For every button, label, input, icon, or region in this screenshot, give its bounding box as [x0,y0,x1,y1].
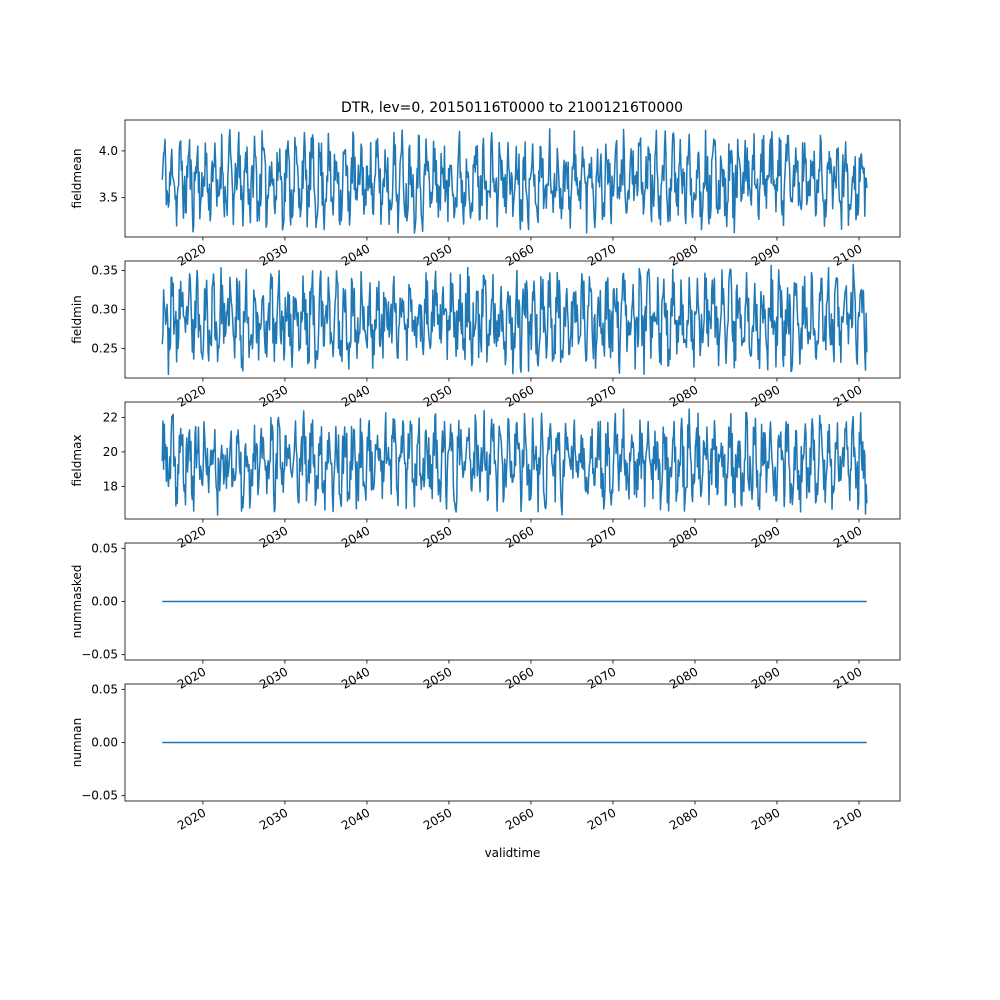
x-tick-label: 2080 [667,805,700,832]
y-tick-label: 4.0 [99,144,118,158]
x-tick-label: 2040 [339,805,372,832]
y-tick-label: 0.30 [91,302,118,316]
x-tick-label: 2070 [585,523,618,550]
axes-frame [124,401,901,520]
x-tick-label: 2070 [585,805,618,832]
x-tick-label: 2100 [831,523,864,550]
y-tick-label: 22 [103,410,118,424]
y-axis-label: numnan [70,718,84,767]
x-tick-label: 2030 [257,664,290,691]
x-tick-label: 2070 [585,241,618,268]
x-tick-label: 2050 [421,805,454,832]
x-tick-label: 2050 [421,664,454,691]
x-tick-label: 2070 [585,664,618,691]
subplot-stack: 3.5 4.0 2020 2030 2040 2050 2060 2070 2080 2090 21… [70,119,901,860]
x-tick-label: 2060 [503,382,536,409]
subplot-fieldmax: 18 20 22 2020 2030 2040 2050 2060 2070 2080 2090 21… [70,401,901,551]
subplot-fieldmean: 3.5 4.0 2020 2030 2040 2050 2060 2070 2080 2090 21… [70,119,901,269]
x-tick-label: 2040 [339,382,372,409]
y-axis-label: fieldmean [70,149,84,209]
y-tick-label: 18 [103,479,118,493]
x-tick-label: 2080 [667,241,700,268]
x-tick-label: 2030 [257,382,290,409]
x-tick-label: 2060 [503,241,536,268]
subplot-numnan: −0.05 0.00 0.05 2020 2030 2040 2050 2060 2070 208… [70,682,901,860]
x-tick-label: 2020 [175,805,208,832]
x-tick-label: 2060 [503,664,536,691]
x-tick-label: 2100 [831,241,864,268]
x-tick-label: 2080 [667,523,700,550]
subplot-nummasked: −0.05 0.00 0.05 2020 2030 2040 2050 2060 2070 208… [70,541,901,692]
x-tick-label: 2030 [257,523,290,550]
figure-title: DTR, lev=0, 20150116T0000 to 21001216T00… [341,100,683,116]
y-tick-label: 0.00 [91,595,118,609]
y-tick-label: 20 [103,445,118,459]
x-tick-label: 2040 [339,664,372,691]
x-tick-label: 2020 [175,241,208,268]
y-axis-label: nummasked [70,565,84,639]
axes-frame [124,119,901,238]
y-tick-label: 0.05 [91,541,118,555]
x-tick-label: 2090 [749,805,782,832]
x-tick-label: 2060 [503,805,536,832]
series-line-fieldmean [161,128,868,234]
x-axis-label: validtime [485,846,541,860]
x-tick-label: 2050 [421,241,454,268]
x-tick-label: 2050 [421,382,454,409]
x-tick-label: 2020 [175,382,208,409]
x-tick-label: 2020 [175,523,208,550]
x-tick-label: 2030 [257,241,290,268]
y-axis-label: fieldmin [70,295,84,344]
x-tick-label: 2030 [257,805,290,832]
x-tick-label: 2020 [175,664,208,691]
x-tick-label: 2100 [831,664,864,691]
x-tick-label: 2090 [749,382,782,409]
x-tick-label: 2100 [831,805,864,832]
x-tick-label: 2060 [503,523,536,550]
y-axis-label: fieldmax [70,434,84,486]
x-tick-label: 2090 [749,664,782,691]
axes-frame [124,260,901,379]
y-tick-label: −0.05 [81,789,118,803]
x-tick-label: 2040 [339,241,372,268]
y-tick-label: 0.00 [91,736,118,750]
x-tick-label: 2050 [421,523,454,550]
x-tick-label: 2080 [667,382,700,409]
x-tick-label: 2040 [339,523,372,550]
x-tick-label: 2100 [831,382,864,409]
y-tick-label: −0.05 [81,648,118,662]
x-tick-label: 2090 [749,523,782,550]
x-tick-label: 2070 [585,382,618,409]
x-tick-label: 2080 [667,664,700,691]
series-line-fieldmin [161,263,868,376]
x-tick-label: 2090 [749,241,782,268]
subplot-fieldmin: 0.25 0.30 0.35 2020 2030 2040 2050 2060 2070 2080… [70,260,901,410]
y-tick-label: 0.35 [91,263,118,277]
y-tick-label: 3.5 [99,191,118,205]
series-line-fieldmax [161,408,868,516]
y-tick-label: 0.05 [91,682,118,696]
y-tick-label: 0.25 [91,341,118,355]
━━━━━━━━━━━━━━━━━━━━━━━━━━━━━━
* Requirements *
Copy out every line of the records above word for word, leaving out the picture.

* Response to this task *
For every button, label, input, icon, or region in this screenshot, give its bounding box as [x0,y0,x1,y1].
x-tick-label: 2080 [667,805,700,832]
y-tick-label: 4.0 [99,144,118,158]
x-tick-label: 2040 [339,805,372,832]
y-tick-label: 0.30 [91,302,118,316]
x-tick-label: 2070 [585,523,618,550]
axes-frame [124,401,901,520]
x-tick-label: 2070 [585,805,618,832]
x-tick-label: 2100 [831,523,864,550]
y-tick-label: 22 [103,410,118,424]
y-axis-label: numnan [70,718,84,767]
x-tick-label: 2030 [257,664,290,691]
x-tick-label: 2070 [585,241,618,268]
x-tick-label: 2050 [421,805,454,832]
x-tick-label: 2050 [421,664,454,691]
x-tick-label: 2070 [585,664,618,691]
subplot-stack: 3.5 4.0 2020 2030 2040 2050 2060 2070 2080 2090 21… [70,119,901,860]
x-tick-label: 2060 [503,382,536,409]
subplot-fieldmax: 18 20 22 2020 2030 2040 2050 2060 2070 2080 2090 21… [70,401,901,551]
subplot-fieldmean: 3.5 4.0 2020 2030 2040 2050 2060 2070 2080 2090 21… [70,119,901,269]
x-tick-label: 2040 [339,382,372,409]
y-axis-label: fieldmean [70,149,84,209]
y-tick-label: 18 [103,479,118,493]
x-tick-label: 2080 [667,241,700,268]
x-tick-label: 2030 [257,382,290,409]
x-tick-label: 2060 [503,241,536,268]
subplot-numnan: −0.05 0.00 0.05 2020 2030 2040 2050 2060 2070 208… [70,682,901,860]
x-tick-label: 2020 [175,805,208,832]
x-tick-label: 2060 [503,664,536,691]
x-tick-label: 2100 [831,241,864,268]
x-tick-label: 2080 [667,523,700,550]
subplot-nummasked: −0.05 0.00 0.05 2020 2030 2040 2050 2060 2070 208… [70,541,901,692]
x-tick-label: 2030 [257,523,290,550]
figure-title: DTR, lev=0, 20150116T0000 to 21001216T00… [341,100,683,116]
y-tick-label: 0.00 [91,595,118,609]
y-tick-label: 20 [103,445,118,459]
x-tick-label: 2040 [339,664,372,691]
x-tick-label: 2020 [175,241,208,268]
y-axis-label: nummasked [70,565,84,639]
axes-frame [124,119,901,238]
y-tick-label: 0.05 [91,541,118,555]
x-tick-label: 2090 [749,805,782,832]
x-tick-label: 2060 [503,805,536,832]
series-line-fieldmean [161,128,868,234]
x-axis-label: validtime [485,846,541,860]
x-tick-label: 2050 [421,241,454,268]
x-tick-label: 2050 [421,382,454,409]
x-tick-label: 2020 [175,382,208,409]
x-tick-label: 2020 [175,523,208,550]
x-tick-label: 2030 [257,241,290,268]
y-axis-label: fieldmin [70,295,84,344]
x-tick-label: 2030 [257,805,290,832]
x-tick-label: 2020 [175,664,208,691]
x-tick-label: 2100 [831,664,864,691]
x-tick-label: 2090 [749,382,782,409]
x-tick-label: 2100 [831,805,864,832]
x-tick-label: 2060 [503,523,536,550]
y-axis-label: fieldmax [70,434,84,486]
x-tick-label: 2090 [749,664,782,691]
axes-frame [124,260,901,379]
y-tick-label: −0.05 [81,789,118,803]
x-tick-label: 2040 [339,241,372,268]
y-tick-label: 0.00 [91,736,118,750]
x-tick-label: 2050 [421,523,454,550]
x-tick-label: 2080 [667,382,700,409]
x-tick-label: 2040 [339,523,372,550]
x-tick-label: 2100 [831,382,864,409]
y-tick-label: −0.05 [81,648,118,662]
x-tick-label: 2090 [749,523,782,550]
x-tick-label: 2070 [585,382,618,409]
x-tick-label: 2080 [667,664,700,691]
series-line-fieldmin [161,263,868,376]
x-tick-label: 2090 [749,241,782,268]
subplot-fieldmin: 0.25 0.30 0.35 2020 2030 2040 2050 2060 2070 2080… [70,260,901,410]
y-tick-label: 0.35 [91,263,118,277]
y-tick-label: 3.5 [99,191,118,205]
series-line-fieldmax [161,408,868,516]
y-tick-label: 0.05 [91,682,118,696]
y-tick-label: 0.25 [91,341,118,355]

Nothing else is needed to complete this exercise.